(begin)

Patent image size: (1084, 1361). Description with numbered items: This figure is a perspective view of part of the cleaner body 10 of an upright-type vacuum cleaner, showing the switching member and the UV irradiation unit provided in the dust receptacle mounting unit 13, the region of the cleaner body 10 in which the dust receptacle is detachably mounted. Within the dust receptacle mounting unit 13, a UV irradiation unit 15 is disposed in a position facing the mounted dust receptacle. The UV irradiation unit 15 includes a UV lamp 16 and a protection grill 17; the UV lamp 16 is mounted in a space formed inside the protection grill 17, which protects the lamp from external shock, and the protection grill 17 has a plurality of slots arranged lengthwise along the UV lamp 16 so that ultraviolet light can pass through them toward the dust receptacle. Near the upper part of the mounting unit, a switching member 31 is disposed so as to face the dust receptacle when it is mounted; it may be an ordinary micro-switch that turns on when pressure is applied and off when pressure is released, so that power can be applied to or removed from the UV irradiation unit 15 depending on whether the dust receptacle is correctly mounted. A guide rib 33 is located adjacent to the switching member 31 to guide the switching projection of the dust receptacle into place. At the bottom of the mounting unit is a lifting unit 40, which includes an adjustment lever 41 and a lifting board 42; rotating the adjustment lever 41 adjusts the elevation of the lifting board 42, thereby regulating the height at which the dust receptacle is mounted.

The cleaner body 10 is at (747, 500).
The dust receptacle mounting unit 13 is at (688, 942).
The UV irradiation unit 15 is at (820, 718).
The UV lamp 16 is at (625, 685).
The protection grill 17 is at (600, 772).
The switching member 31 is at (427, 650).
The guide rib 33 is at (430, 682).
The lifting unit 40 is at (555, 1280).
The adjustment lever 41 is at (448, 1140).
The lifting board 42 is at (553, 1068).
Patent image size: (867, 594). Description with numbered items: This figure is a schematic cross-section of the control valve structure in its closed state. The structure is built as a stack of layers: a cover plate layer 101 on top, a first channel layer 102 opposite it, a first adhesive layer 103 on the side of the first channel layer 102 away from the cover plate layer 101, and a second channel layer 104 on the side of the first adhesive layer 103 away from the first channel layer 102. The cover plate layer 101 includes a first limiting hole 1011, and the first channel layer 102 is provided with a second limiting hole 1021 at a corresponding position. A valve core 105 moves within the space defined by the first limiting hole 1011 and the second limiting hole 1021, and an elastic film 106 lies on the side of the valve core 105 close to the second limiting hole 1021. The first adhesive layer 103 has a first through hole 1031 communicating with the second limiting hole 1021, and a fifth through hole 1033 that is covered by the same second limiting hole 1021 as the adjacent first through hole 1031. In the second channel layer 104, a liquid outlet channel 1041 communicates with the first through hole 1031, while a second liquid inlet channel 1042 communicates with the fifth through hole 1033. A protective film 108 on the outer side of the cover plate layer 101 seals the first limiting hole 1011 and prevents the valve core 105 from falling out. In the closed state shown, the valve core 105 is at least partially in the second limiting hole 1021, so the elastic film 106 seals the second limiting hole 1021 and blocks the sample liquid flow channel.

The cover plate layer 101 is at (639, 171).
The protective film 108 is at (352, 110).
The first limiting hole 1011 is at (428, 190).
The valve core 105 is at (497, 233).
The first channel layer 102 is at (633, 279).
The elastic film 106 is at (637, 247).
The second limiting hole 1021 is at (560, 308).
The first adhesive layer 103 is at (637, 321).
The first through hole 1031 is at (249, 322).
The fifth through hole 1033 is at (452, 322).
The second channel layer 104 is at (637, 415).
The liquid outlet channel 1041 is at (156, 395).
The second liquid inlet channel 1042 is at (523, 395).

(end)

Instructions to follow:
Can you format every line of the items above as a JSON list of strings, with one string per line and the blank lines left out?

Task answer:
[
  "Patent image size: (1084, 1361). Description with numbered items: This figure is a perspective view of part of the cleaner body 10 of an upright-type vacuum cleaner, showing the switching member and the UV irradiation unit provided in the dust receptacle mounting unit 13, the region of the cleaner body 10 in which the dust receptacle is detachably mounted. Within the dust receptacle mounting unit 13, a UV irradiation unit 15 is disposed in a position facing the mounted dust receptacle. The UV irradiation unit 15 includes a UV lamp 16 and a protection grill 17; the UV lamp 16 is mounted in a space formed inside the protection grill 17, which protects the lamp from external shock, and the protection grill 17 has a plurality of slots arranged lengthwise along the UV lamp 16 so that ultraviolet light can pass through them toward the dust receptacle. Near the upper part of the mounting unit, a switching member 31 is disposed so as to face the dust receptacle when it is mounted; it may be an ordinary micro-switch that turns on when pressure is applied and off when pressure is released, so that power can be applied to or removed from the UV irradiation unit 15 depending on whether the dust receptacle is correctly mounted. A guide rib 33 is located adjacent to the switching member 31 to guide the switching projection of the dust receptacle into place. At the bottom of the mounting unit is a lifting unit 40, which includes an adjustment lever 41 and a lifting board 42; rotating the adjustment lever 41 adjusts the elevation of the lifting board 42, thereby regulating the height at which the dust receptacle is mounted.",
  "The cleaner body 10 is at (747, 500).",
  "The dust receptacle mounting unit 13 is at (688, 942).",
  "The UV irradiation unit 15 is at (820, 718).",
  "The UV lamp 16 is at (625, 685).",
  "The protection grill 17 is at (600, 772).",
  "The switching member 31 is at (427, 650).",
  "The guide rib 33 is at (430, 682).",
  "The lifting unit 40 is at (555, 1280).",
  "The adjustment lever 41 is at (448, 1140).",
  "The lifting board 42 is at (553, 1068).",
  "Patent image size: (867, 594). Description with numbered items: This figure is a schematic cross-section of the control valve structure in its closed state. The structure is built as a stack of layers: a cover plate layer 101 on top, a first channel layer 102 opposite it, a first adhesive layer 103 on the side of the first channel layer 102 away from the cover plate layer 101, and a second channel layer 104 on the side of the first adhesive layer 103 away from the first channel layer 102. The cover plate layer 101 includes a first limiting hole 1011, and the first channel layer 102 is provided with a second limiting hole 1021 at a corresponding position. A valve core 105 moves within the space defined by the first limiting hole 1011 and the second limiting hole 1021, and an elastic film 106 lies on the side of the valve core 105 close to the second limiting hole 1021. The first adhesive layer 103 has a first through hole 1031 communicating with the second limiting hole 1021, and a fifth through hole 1033 that is covered by the same second limiting hole 1021 as the adjacent first through hole 1031. In the second channel layer 104, a liquid outlet channel 1041 communicates with the first through hole 1031, while a second liquid inlet channel 1042 communicates with the fifth through hole 1033. A protective film 108 on the outer side of the cover plate layer 101 seals the first limiting hole 1011 and prevents the valve core 105 from falling out. In the closed state shown, the valve core 105 is at least partially in the second limiting hole 1021, so the elastic film 106 seals the second limiting hole 1021 and blocks the sample liquid flow channel.",
  "The cover plate layer 101 is at (639, 171).",
  "The protective film 108 is at (352, 110).",
  "The first limiting hole 1011 is at (428, 190).",
  "The valve core 105 is at (497, 233).",
  "The first channel layer 102 is at (633, 279).",
  "The elastic film 106 is at (637, 247).",
  "The second limiting hole 1021 is at (560, 308).",
  "The first adhesive layer 103 is at (637, 321).",
  "The first through hole 1031 is at (249, 322).",
  "The fifth through hole 1033 is at (452, 322).",
  "The second channel layer 104 is at (637, 415).",
  "The liquid outlet channel 1041 is at (156, 395).",
  "The second liquid inlet channel 1042 is at (523, 395)."
]